— start of DATA FOR THIS TASK —

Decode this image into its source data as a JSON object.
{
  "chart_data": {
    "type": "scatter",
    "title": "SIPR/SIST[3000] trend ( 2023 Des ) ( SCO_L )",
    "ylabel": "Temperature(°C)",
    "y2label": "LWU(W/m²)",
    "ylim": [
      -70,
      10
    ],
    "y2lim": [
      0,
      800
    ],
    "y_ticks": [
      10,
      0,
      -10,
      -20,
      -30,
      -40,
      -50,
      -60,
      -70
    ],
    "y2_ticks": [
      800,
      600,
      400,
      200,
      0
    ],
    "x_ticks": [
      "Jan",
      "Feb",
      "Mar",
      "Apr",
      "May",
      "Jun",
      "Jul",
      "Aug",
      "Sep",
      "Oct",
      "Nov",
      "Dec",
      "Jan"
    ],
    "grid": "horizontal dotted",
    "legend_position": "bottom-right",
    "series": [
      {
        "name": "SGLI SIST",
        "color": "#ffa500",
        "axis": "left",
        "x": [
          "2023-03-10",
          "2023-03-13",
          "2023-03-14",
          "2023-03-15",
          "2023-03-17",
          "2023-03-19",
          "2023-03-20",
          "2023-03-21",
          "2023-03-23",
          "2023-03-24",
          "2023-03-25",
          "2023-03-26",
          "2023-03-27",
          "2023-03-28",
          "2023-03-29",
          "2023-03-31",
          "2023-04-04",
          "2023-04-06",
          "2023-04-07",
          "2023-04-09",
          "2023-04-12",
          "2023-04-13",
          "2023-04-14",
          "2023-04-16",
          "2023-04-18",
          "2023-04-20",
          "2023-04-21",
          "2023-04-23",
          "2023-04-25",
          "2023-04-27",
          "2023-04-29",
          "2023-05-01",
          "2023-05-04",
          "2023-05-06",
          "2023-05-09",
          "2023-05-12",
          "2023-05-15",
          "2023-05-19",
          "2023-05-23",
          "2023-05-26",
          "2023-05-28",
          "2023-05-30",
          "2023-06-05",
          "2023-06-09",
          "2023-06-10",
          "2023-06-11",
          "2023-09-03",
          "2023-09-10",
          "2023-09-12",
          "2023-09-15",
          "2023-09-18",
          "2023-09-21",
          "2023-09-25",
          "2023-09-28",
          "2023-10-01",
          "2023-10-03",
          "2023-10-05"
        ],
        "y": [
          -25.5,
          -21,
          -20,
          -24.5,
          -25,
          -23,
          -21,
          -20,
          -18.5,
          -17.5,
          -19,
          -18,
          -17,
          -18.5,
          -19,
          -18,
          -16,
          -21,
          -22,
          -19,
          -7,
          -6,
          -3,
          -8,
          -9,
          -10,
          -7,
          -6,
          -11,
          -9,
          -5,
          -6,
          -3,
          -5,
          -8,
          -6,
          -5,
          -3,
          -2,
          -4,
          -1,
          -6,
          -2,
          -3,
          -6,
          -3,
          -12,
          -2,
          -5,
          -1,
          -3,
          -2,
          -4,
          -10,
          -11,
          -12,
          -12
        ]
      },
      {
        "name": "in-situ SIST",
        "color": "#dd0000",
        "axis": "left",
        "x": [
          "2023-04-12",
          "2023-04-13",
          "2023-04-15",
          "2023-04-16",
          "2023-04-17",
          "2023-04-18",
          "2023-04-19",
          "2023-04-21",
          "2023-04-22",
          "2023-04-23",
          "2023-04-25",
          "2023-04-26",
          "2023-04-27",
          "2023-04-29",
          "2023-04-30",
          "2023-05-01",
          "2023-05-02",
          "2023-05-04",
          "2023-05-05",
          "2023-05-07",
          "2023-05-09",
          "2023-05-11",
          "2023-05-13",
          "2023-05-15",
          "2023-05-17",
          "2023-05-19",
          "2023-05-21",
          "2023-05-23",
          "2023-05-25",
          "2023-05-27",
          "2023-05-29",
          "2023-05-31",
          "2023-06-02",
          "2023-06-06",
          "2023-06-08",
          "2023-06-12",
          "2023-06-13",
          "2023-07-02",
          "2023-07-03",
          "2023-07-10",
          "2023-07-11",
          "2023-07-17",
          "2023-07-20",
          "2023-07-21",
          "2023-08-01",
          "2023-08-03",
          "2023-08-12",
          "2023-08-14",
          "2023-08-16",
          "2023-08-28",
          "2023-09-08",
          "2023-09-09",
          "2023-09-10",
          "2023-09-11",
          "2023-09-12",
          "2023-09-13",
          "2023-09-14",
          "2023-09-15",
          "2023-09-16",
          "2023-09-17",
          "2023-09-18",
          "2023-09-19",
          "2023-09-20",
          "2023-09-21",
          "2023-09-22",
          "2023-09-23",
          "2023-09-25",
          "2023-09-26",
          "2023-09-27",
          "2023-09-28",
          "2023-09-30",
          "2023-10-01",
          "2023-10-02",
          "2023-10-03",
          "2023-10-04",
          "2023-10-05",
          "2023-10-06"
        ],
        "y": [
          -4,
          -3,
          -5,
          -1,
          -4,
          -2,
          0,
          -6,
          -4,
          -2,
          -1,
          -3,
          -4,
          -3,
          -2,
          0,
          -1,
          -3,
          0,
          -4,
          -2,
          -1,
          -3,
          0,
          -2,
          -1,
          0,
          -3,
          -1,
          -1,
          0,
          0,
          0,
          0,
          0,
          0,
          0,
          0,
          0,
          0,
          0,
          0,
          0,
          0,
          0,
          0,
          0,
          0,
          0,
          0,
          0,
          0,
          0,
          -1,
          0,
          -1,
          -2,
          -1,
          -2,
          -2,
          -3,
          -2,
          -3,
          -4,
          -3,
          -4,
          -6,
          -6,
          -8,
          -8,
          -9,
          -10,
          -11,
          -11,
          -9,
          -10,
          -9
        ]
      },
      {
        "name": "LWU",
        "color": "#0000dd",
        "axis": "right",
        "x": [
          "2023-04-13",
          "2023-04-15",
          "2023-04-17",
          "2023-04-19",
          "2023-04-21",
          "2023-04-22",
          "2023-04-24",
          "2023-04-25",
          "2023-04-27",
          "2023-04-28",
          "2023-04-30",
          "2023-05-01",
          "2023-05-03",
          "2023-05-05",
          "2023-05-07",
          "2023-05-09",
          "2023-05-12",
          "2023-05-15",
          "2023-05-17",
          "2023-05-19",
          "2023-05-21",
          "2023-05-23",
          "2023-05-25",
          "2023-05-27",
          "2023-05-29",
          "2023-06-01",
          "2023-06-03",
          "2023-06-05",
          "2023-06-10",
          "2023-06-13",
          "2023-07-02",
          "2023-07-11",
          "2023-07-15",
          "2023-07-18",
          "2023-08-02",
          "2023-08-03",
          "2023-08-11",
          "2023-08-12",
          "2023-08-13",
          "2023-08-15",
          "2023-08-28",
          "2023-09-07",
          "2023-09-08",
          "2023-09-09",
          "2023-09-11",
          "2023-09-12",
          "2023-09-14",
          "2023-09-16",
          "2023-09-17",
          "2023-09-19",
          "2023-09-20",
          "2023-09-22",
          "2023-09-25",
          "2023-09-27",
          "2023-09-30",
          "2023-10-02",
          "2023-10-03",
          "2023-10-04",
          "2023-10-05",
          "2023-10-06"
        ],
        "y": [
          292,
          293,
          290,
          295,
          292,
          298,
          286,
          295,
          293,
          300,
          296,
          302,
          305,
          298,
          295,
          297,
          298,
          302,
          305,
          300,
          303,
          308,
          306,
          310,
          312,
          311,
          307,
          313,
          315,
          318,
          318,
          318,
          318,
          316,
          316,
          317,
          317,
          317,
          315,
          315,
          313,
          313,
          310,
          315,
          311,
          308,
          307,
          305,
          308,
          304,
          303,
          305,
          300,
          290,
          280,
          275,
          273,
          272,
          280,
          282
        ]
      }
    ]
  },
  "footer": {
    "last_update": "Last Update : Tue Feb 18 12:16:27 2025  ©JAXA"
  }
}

— end of DATA FOR THIS TASK —

EXERCISE: Copy every line from the entries that contains the word "name".

ANSWER BELOW:
        "name": "SGLI SIST",
        "name": "in-situ SIST",
        "name": "LWU",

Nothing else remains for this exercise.